OBJECTIVE = Leaving the pictures aside, transcribe every line below exactly.

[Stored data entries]
● ● ● ●
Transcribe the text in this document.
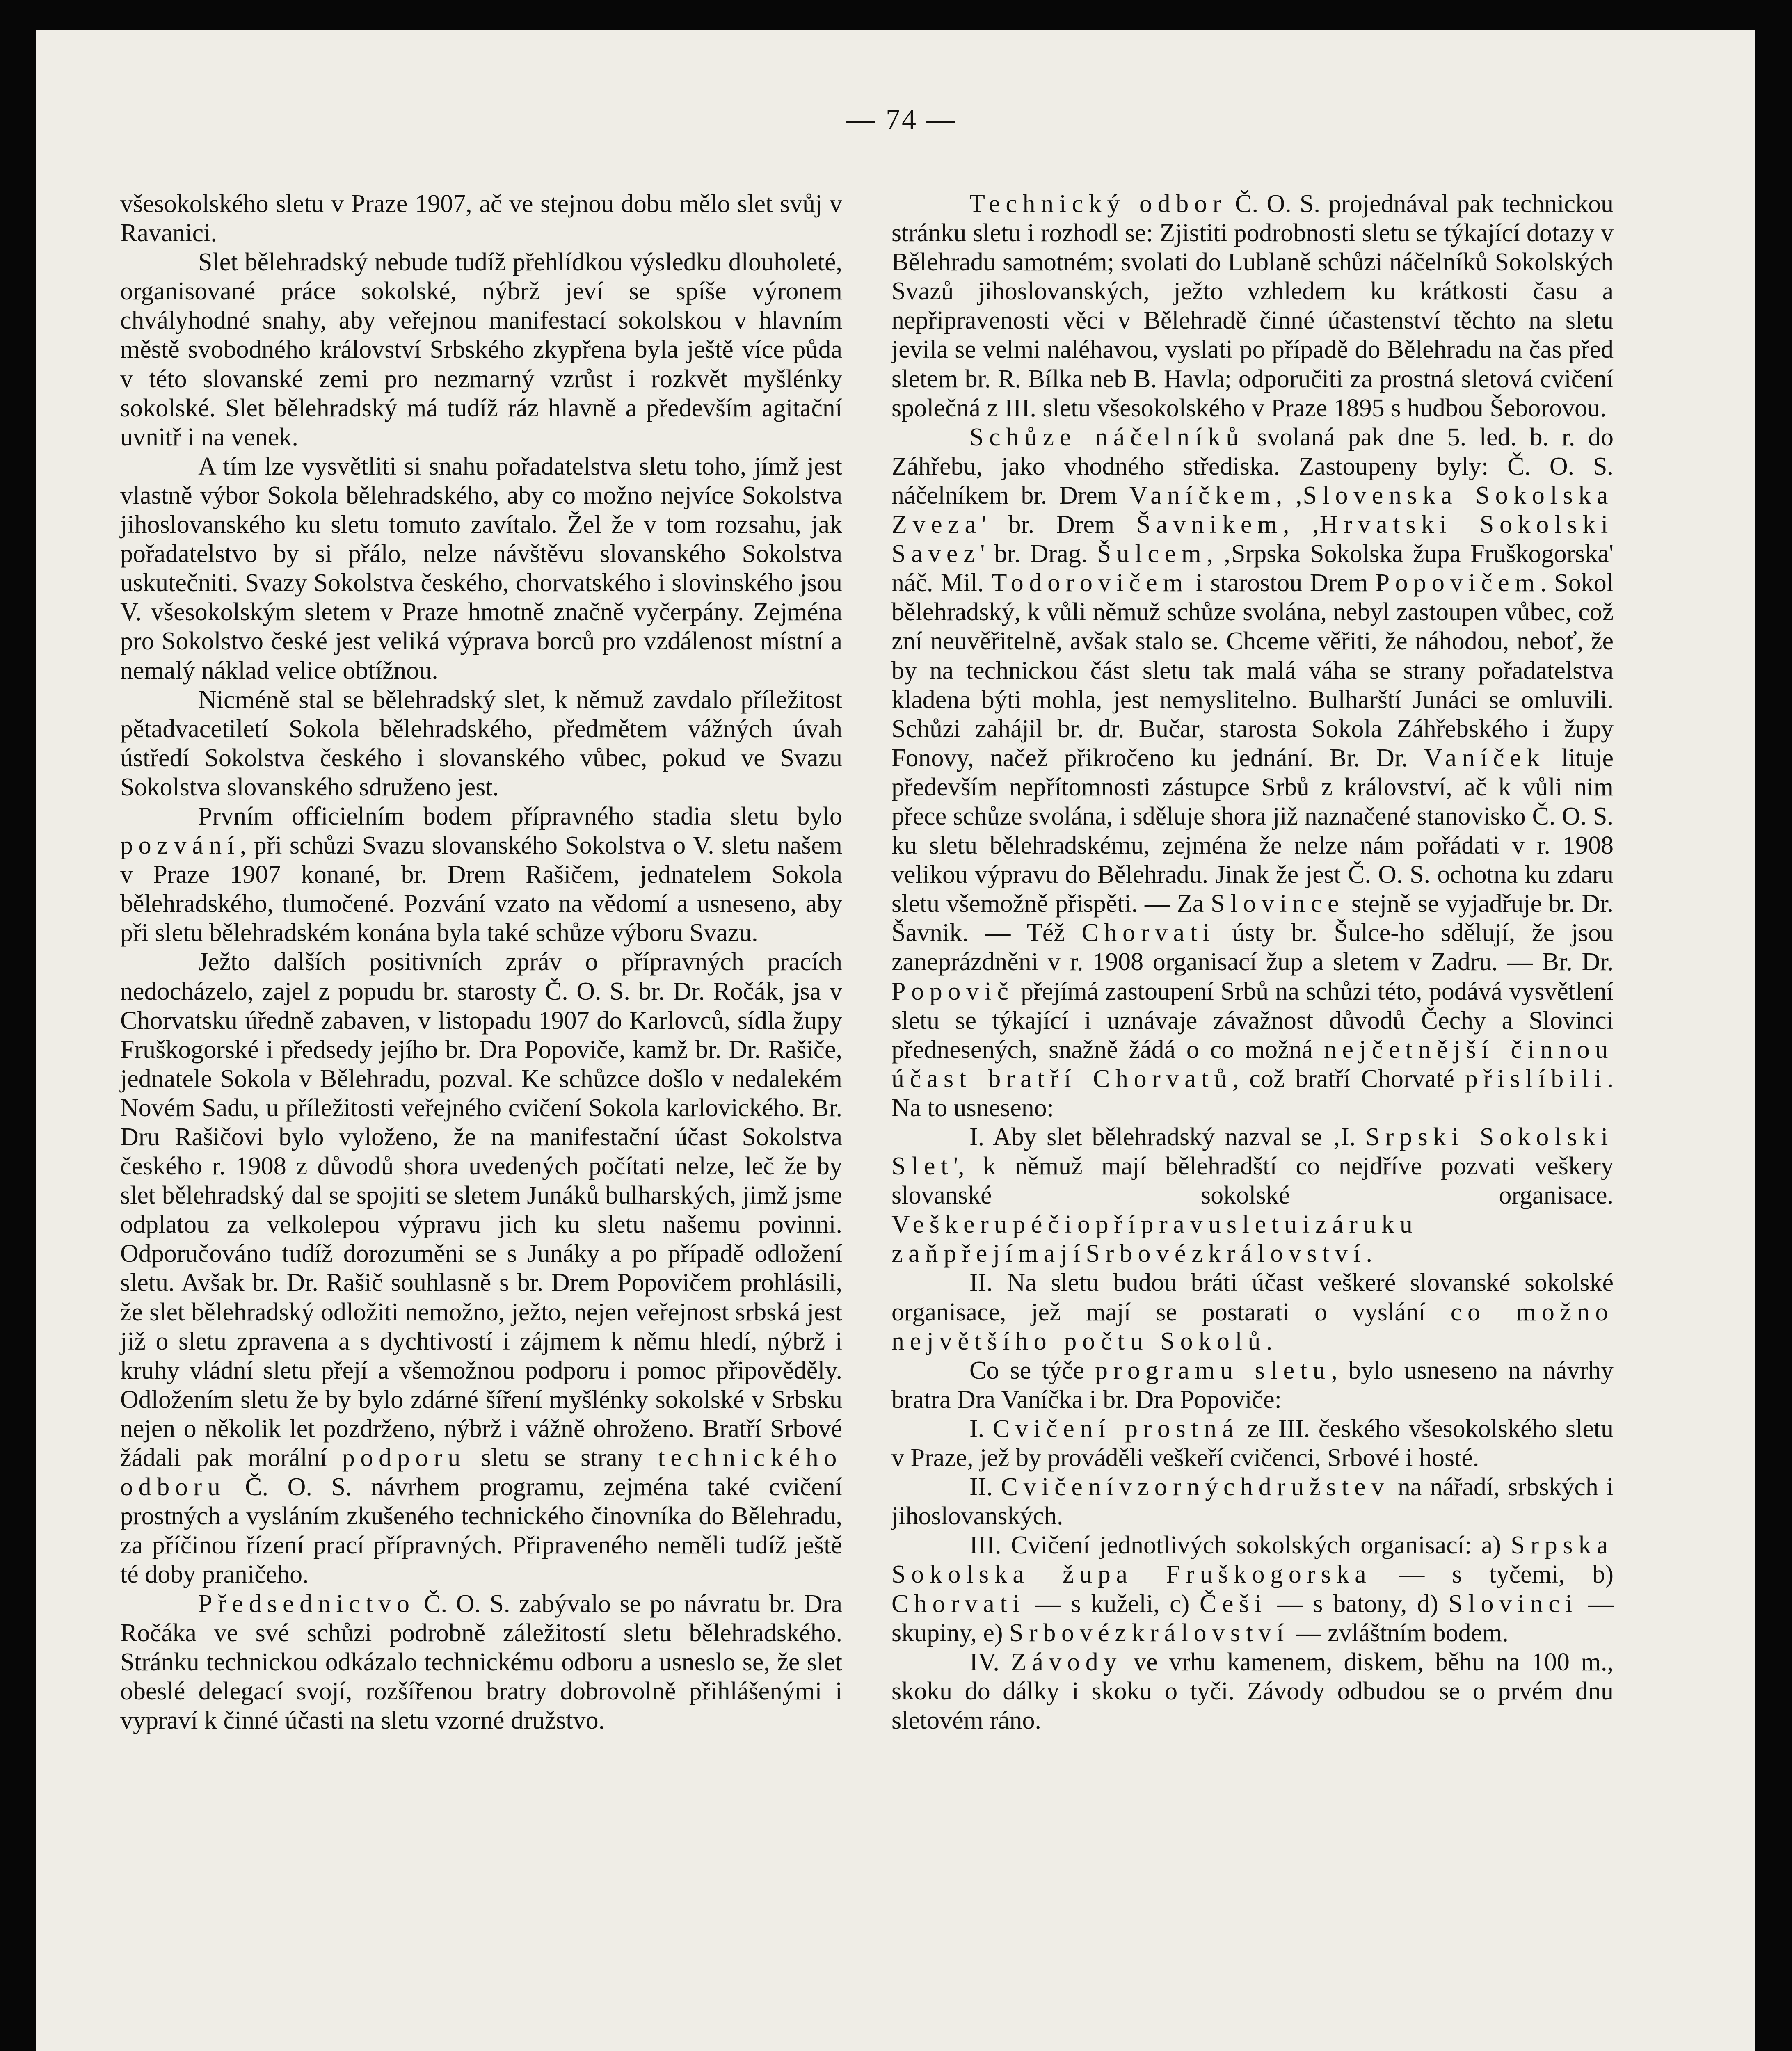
— 74 —

všesokolského sletu v Praze 1907, ač ve stejnou dobu mělo slet svůj v Ravanici.

Slet bělehradský nebude tudíž přehlídkou výsledku dlouholeté, organisované práce sokolské, nýbrž jeví se spíše výronem chvályhodné snahy, aby veřejnou manifestací sokolskou v hlavním městě svobodného království Srbského zkypřena byla ještě více půda v této slovanské zemi pro nezmarný vzrůst i rozkvět myšlénky sokolské. Slet bělehradský má tudíž ráz hlavně a především agitační uvnitř i na venek.

A tím lze vysvětliti si snahu pořadatelstva sletu toho, jímž jest vlastně výbor Sokola bělehradského, aby co možno nejvíce Sokolstva jihoslovanského ku sletu tomuto zavítalo. Žel že v tom rozsahu, jak pořadatelstvo by si přálo, nelze návštěvu slovanského Sokolstva uskutečniti. Svazy Sokolstva českého, chorvatského i slovinského jsou V. všesokolským sletem v Praze hmotně značně vyčerpány. Zejména pro Sokolstvo české jest veliká výprava borců pro vzdálenost místní a nemalý náklad velice obtížnou.

Nicméně stal se bělehradský slet, k němuž zavdalo příležitost pětadvacetiletí Sokola bělehradského, předmětem vážných úvah ústředí Sokolstva českého i slovanského vůbec, pokud ve Svazu Sokolstva slovanského sdruženo jest.

Prvním officielním bodem přípravného stadia sletu bylo pozvání, při schůzi Svazu slovanského Sokolstva o V. sletu našem v Praze 1907 konané, br. Drem Rašičem, jednatelem Sokola bělehradského, tlumočené. Pozvání vzato na vědomí a usneseno, aby při sletu bělehradském konána byla také schůze výboru Svazu.

Ježto dalších positivních zpráv o přípravných pracích nedocházelo, zajel z popudu br. starosty Č. O. S. br. Dr. Ročák, jsa v Chorvatsku úředně zabaven, v listopadu 1907 do Karlovců, sídla župy Fruškogorské i předsedy jejího br. Dra Popoviče, kamž br. Dr. Rašiče, jednatele Sokola v Bělehradu, pozval. Ke schůzce došlo v nedalekém Novém Sadu, u příležitosti veřejného cvičení Sokola karlovického. Br. Dru Rašičovi bylo vyloženo, že na manifestační účast Sokolstva českého r. 1908 z důvodů shora uvedených počítati nelze, leč že by slet bělehradský dal se spojiti se sletem Junáků bulharských, jimž jsme odplatou za velkolepou výpravu jich ku sletu našemu povinni. Odporučováno tudíž dorozuměni se s Junáky a po případě odložení sletu. Avšak br. Dr. Rašič souhlasně s br. Drem Popovičem prohlásili, že slet bělehradský odložiti nemožno, ježto, nejen veřejnost srbská jest již o sletu zpravena a s dychtivostí i zájmem k němu hledí, nýbrž i kruhy vládní sletu přejí a všemožnou podporu i pomoc připověděly. Odložením sletu že by bylo zdárné šíření myšlénky sokolské v Srbsku nejen o několik let pozdrženo, nýbrž i vážně ohroženo. Bratří Srbové žádali pak morální podporu sletu se strany technického odboru Č. O. S. návrhem programu, zejména také cvičení prostných a vysláním zkušeného technického činovníka do Bělehradu, za příčinou řízení prací přípravných. Připraveného neměli tudíž ještě té doby praničeho.

Předsednictvo Č. O. S. zabývalo se po návratu br. Dra Ročáka ve své schůzi podrobně záležitostí sletu bělehradského. Stránku technickou odkázalo technickému odboru a usneslo se, že slet obeslé delegací svojí, rozšířenou bratry dobrovolně přihlášenými i vypraví k činné účasti na sletu vzorné družstvo.

Technický odbor Č. O. S. projednával pak technickou stránku sletu i rozhodl se: Zjistiti podrobnosti sletu se týkající dotazy v Bělehradu samotném; svolati do Lublaně schůzi náčelníků Sokolských Svazů jihoslovanských, ježto vzhledem ku krátkosti času a nepřipravenosti věci v Bělehradě činné účastenství těchto na sletu jevila se velmi naléhavou, vyslati po případě do Bělehradu na čas před sletem br. R. Bílka neb B. Havla; odporučiti za prostná sletová cvičení společná z III. sletu všesokolského v Praze 1895 s hudbou Šeborovou.

Schůze náčelníků svolaná pak dne 5. led. b. r. do Záhřebu, jako vhodného střediska. Zastoupeny byly: Č. O. S. náčelníkem br. Drem Vaníčkem, ‚Slovenska Sokolska Zveza' br. Drem Šavnikem, ‚Hrvatski Sokolski Savez' br. Drag. Šulcem, ‚Srpska Sokolska župa Fruškogorska' náč. Mil. Todorovičem i starostou Drem Popovičem. Sokol bělehradský, k vůli němuž schůze svolána, nebyl zastoupen vůbec, což zní neuvěřitelně, avšak stalo se. Chceme věřiti, že náhodou, neboť, že by na technickou část sletu tak malá váha se strany pořadatelstva kladena býti mohla, jest nemyslitelno. Bulharští Junáci se omluvili. Schůzi zahájil br. dr. Bučar, starosta Sokola Záhřebského i župy Fonovy, načež přikročeno ku jednání. Br. Dr. Vaníček lituje především nepřítomnosti zástupce Srbů z království, ač k vůli nim přece schůze svolána, i sděluje shora již naznačené stanovisko Č. O. S. ku sletu bělehradskému, zejména že nelze nám pořádati v r. 1908 velikou výpravu do Bělehradu. Jinak že jest Č. O. S. ochotna ku zdaru sletu všemožně přispěti. — Za Slovince stejně se vyjadřuje br. Dr. Šavnik. — Též Chorvati ústy br. Šulce-ho sdělují, že jsou zaneprázdněni v r. 1908 organisací žup a sletem v Zadru. — Br. Dr. Popovič přejímá zastoupení Srbů na schůzi této, podává vysvětlení sletu se týkající i uznávaje závažnost důvodů Čechy a Slovinci přednesených, snažně žádá o co možná nejčetnější činnou účast bratří Chorvatů, což bratří Chorvaté přislíbili. Na to usneseno:

I. Aby slet bělehradský nazval se ‚I. Srpski Sokolski Slet', k němuž mají bělehradští co nejdříve pozvati veškery slovanské sokolské organisace. Veškerupéčiopřípravusletuizáruku zaňpřejímajíSrbovézkrálovství.

II. Na sletu budou bráti účast veškeré slovanské sokolské organisace, jež mají se postarati o vyslání co možno největšího počtu Sokolů.

Co se týče programu sletu, bylo usneseno na návrhy bratra Dra Vaníčka i br. Dra Popoviče:

I. Cvičení prostná ze III. českého všesokolského sletu v Praze, jež by prováděli veškeří cvičenci, Srbové i hosté.

II. Cvičenívzornýchdružstev na nářadí, srbských i jihoslovanských.

III. Cvičení jednotlivých sokolských organisací: a) Srpska Sokolska župa Fruškogorska — s tyčemi, b) Chorvati — s kuželi, c) Češi — s batony, d) Slovinci — skupiny, e) Srbovézkrálovství — zvláštním bodem.

IV. Závody ve vrhu kamenem, diskem, běhu na 100 m., skoku do dálky i skoku o tyči. Závody odbudou se o prvém dnu sletovém ráno.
● ● ● ●
TASK RESULT =
Transcribe the text in this document.
— 74 —

všesokolského sletu v Praze 1907, ač ve stejnou dobu mělo slet svůj v Ravanici.

Slet bělehradský nebude tudíž přehlídkou výsledku dlouholeté, organisované práce sokolské, nýbrž jeví se spíše výronem chvályhodné snahy, aby veřejnou manifestací sokolskou v hlavním městě svobodného království Srbského zkypřena byla ještě více půda v této slovanské zemi pro nezmarný vzrůst i rozkvět myšlénky sokolské. Slet bělehradský má tudíž ráz hlavně a především agitační uvnitř i na venek.

A tím lze vysvětliti si snahu pořadatelstva sletu toho, jímž jest vlastně výbor Sokola bělehradského, aby co možno nejvíce Sokolstva jihoslovanského ku sletu tomuto zavítalo. Žel že v tom rozsahu, jak pořadatelstvo by si přálo, nelze návštěvu slovanského Sokolstva uskutečniti. Svazy Sokolstva českého, chorvatského i slovinského jsou V. všesokolským sletem v Praze hmotně značně vyčerpány. Zejména pro Sokolstvo české jest veliká výprava borců pro vzdálenost místní a nemalý náklad velice obtížnou.

Nicméně stal se bělehradský slet, k němuž zavdalo příležitost pětadvacetiletí Sokola bělehradského, předmětem vážných úvah ústředí Sokolstva českého i slovanského vůbec, pokud ve Svazu Sokolstva slovanského sdruženo jest.

Prvním officielním bodem přípravného stadia sletu bylo pozvání, při schůzi Svazu slovanského Sokolstva o V. sletu našem v Praze 1907 konané, br. Drem Rašičem, jednatelem Sokola bělehradského, tlumočené. Pozvání vzato na vědomí a usneseno, aby při sletu bělehradském konána byla také schůze výboru Svazu.

Ježto dalších positivních zpráv o přípravných pracích nedocházelo, zajel z popudu br. starosty Č. O. S. br. Dr. Ročák, jsa v Chorvatsku úředně zabaven, v listopadu 1907 do Karlovců, sídla župy Fruškogorské i předsedy jejího br. Dra Popoviče, kamž br. Dr. Rašiče, jednatele Sokola v Bělehradu, pozval. Ke schůzce došlo v nedalekém Novém Sadu, u příležitosti veřejného cvičení Sokola karlovického. Br. Dru Rašičovi bylo vyloženo, že na manifestační účast Sokolstva českého r. 1908 z důvodů shora uvedených počítati nelze, leč že by slet bělehradský dal se spojiti se sletem Junáků bulharských, jimž jsme odplatou za velkolepou výpravu jich ku sletu našemu povinni. Odporučováno tudíž dorozuměni se s Junáky a po případě odložení sletu. Avšak br. Dr. Rašič souhlasně s br. Drem Popovičem prohlásili, že slet bělehradský odložiti nemožno, ježto, nejen veřejnost srbská jest již o sletu zpravena a s dychtivostí i zájmem k němu hledí, nýbrž i kruhy vládní sletu přejí a všemožnou podporu i pomoc připověděly. Odložením sletu že by bylo zdárné šíření myšlénky sokolské v Srbsku nejen o několik let pozdrženo, nýbrž i vážně ohroženo. Bratří Srbové žádali pak morální podporu sletu se strany technického odboru Č. O. S. návrhem programu, zejména také cvičení prostných a vysláním zkušeného technického činovníka do Bělehradu, za příčinou řízení prací přípravných. Připraveného neměli tudíž ještě té doby praničeho.

Předsednictvo Č. O. S. zabývalo se po návratu br. Dra Ročáka ve své schůzi podrobně záležitostí sletu bělehradského. Stránku technickou odkázalo technickému odboru a usneslo se, že slet obeslé delegací svojí, rozšířenou bratry dobrovolně přihlášenými i vypraví k činné účasti na sletu vzorné družstvo.

Technický odbor Č. O. S. projednával pak technickou stránku sletu i rozhodl se: Zjistiti podrobnosti sletu se týkající dotazy v Bělehradu samotném; svolati do Lublaně schůzi náčelníků Sokolských Svazů jihoslovanských, ježto vzhledem ku krátkosti času a nepřipravenosti věci v Bělehradě činné účastenství těchto na sletu jevila se velmi naléhavou, vyslati po případě do Bělehradu na čas před sletem br. R. Bílka neb B. Havla; odporučiti za prostná sletová cvičení společná z III. sletu všesokolského v Praze 1895 s hudbou Šeborovou.

Schůze náčelníků svolaná pak dne 5. led. b. r. do Záhřebu, jako vhodného střediska. Zastoupeny byly: Č. O. S. náčelníkem br. Drem Vaníčkem, ‚Slovenska Sokolska Zveza' br. Drem Šavnikem, ‚Hrvatski Sokolski Savez' br. Drag. Šulcem, ‚Srpska Sokolska župa Fruškogorska' náč. Mil. Todorovičem i starostou Drem Popovičem. Sokol bělehradský, k vůli němuž schůze svolána, nebyl zastoupen vůbec, což zní neuvěřitelně, avšak stalo se. Chceme věřiti, že náhodou, neboť, že by na technickou část sletu tak malá váha se strany pořadatelstva kladena býti mohla, jest nemyslitelno. Bulharští Junáci se omluvili. Schůzi zahájil br. dr. Bučar, starosta Sokola Záhřebského i župy Fonovy, načež přikročeno ku jednání. Br. Dr. Vaníček lituje především nepřítomnosti zástupce Srbů z království, ač k vůli nim přece schůze svolána, i sděluje shora již naznačené stanovisko Č. O. S. ku sletu bělehradskému, zejména že nelze nám pořádati v r. 1908 velikou výpravu do Bělehradu. Jinak že jest Č. O. S. ochotna ku zdaru sletu všemožně přispěti. — Za Slovince stejně se vyjadřuje br. Dr. Šavnik. — Též Chorvati ústy br. Šulce-ho sdělují, že jsou zaneprázdněni v r. 1908 organisací žup a sletem v Zadru. — Br. Dr. Popovič přejímá zastoupení Srbů na schůzi této, podává vysvětlení sletu se týkající i uznávaje závažnost důvodů Čechy a Slovinci přednesených, snažně žádá o co možná nejčetnější činnou účast bratří Chorvatů, což bratří Chorvaté přislíbili. Na to usneseno:

I. Aby slet bělehradský nazval se ‚I. Srpski Sokolski Slet', k němuž mají bělehradští co nejdříve pozvati veškery slovanské sokolské organisace. Veškerupéčiopřípravusletuizáruku zaňpřejímajíSrbovézkrálovství.

II. Na sletu budou bráti účast veškeré slovanské sokolské organisace, jež mají se postarati o vyslání co možno největšího počtu Sokolů.

Co se týče programu sletu, bylo usneseno na návrhy bratra Dra Vaníčka i br. Dra Popoviče:

I. Cvičení prostná ze III. českého všesokolského sletu v Praze, jež by prováděli veškeří cvičenci, Srbové i hosté.

II. Cvičenívzornýchdružstev na nářadí, srbských i jihoslovanských.

III. Cvičení jednotlivých sokolských organisací: a) Srpska Sokolska župa Fruškogorska — s tyčemi, b) Chorvati — s kuželi, c) Češi — s batony, d) Slovinci — skupiny, e) Srbovézkrálovství — zvláštním bodem.

IV. Závody ve vrhu kamenem, diskem, běhu na 100 m., skoku do dálky i skoku o tyči. Závody odbudou se o prvém dnu sletovém ráno.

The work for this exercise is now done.